>> begin

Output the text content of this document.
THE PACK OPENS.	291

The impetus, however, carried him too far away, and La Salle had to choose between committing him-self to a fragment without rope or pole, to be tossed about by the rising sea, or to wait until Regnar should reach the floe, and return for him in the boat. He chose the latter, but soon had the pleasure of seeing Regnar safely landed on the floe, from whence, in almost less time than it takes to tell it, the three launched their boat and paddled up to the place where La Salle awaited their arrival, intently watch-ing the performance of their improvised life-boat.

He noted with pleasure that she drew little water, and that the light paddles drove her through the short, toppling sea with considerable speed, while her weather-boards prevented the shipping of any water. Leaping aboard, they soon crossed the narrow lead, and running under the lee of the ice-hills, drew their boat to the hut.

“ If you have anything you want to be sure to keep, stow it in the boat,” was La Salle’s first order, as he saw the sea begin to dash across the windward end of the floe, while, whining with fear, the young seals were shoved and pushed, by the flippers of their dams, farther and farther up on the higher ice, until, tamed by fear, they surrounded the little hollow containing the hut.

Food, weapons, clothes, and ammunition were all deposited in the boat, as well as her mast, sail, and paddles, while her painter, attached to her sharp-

>> end

Search the entries for the word "soon" and copy every line that has it.

The impetus, however, carried him too far away, and La Salle had to choose between committing him-self to a fragment without rope or pole, to be tossed about by the rising sea, or to wait until Regnar should reach the floe, and return for him in the boat. He chose the latter, but soon had the pleasure of seeing Regnar safely landed on the floe, from whence, in almost less time than it takes to tell it, the three launched their boat and paddled up to the place where La Salle awaited their arrival, intently watch-ing the performance of their improvised life-boat.
He noted with pleasure that she drew little water, and that the light paddles drove her through the short, toppling sea with considerable speed, while her weather-boards prevented the shipping of any water. Leaping aboard, they soon crossed the narrow lead, and running under the lee of the ice-hills, drew their boat to the hut.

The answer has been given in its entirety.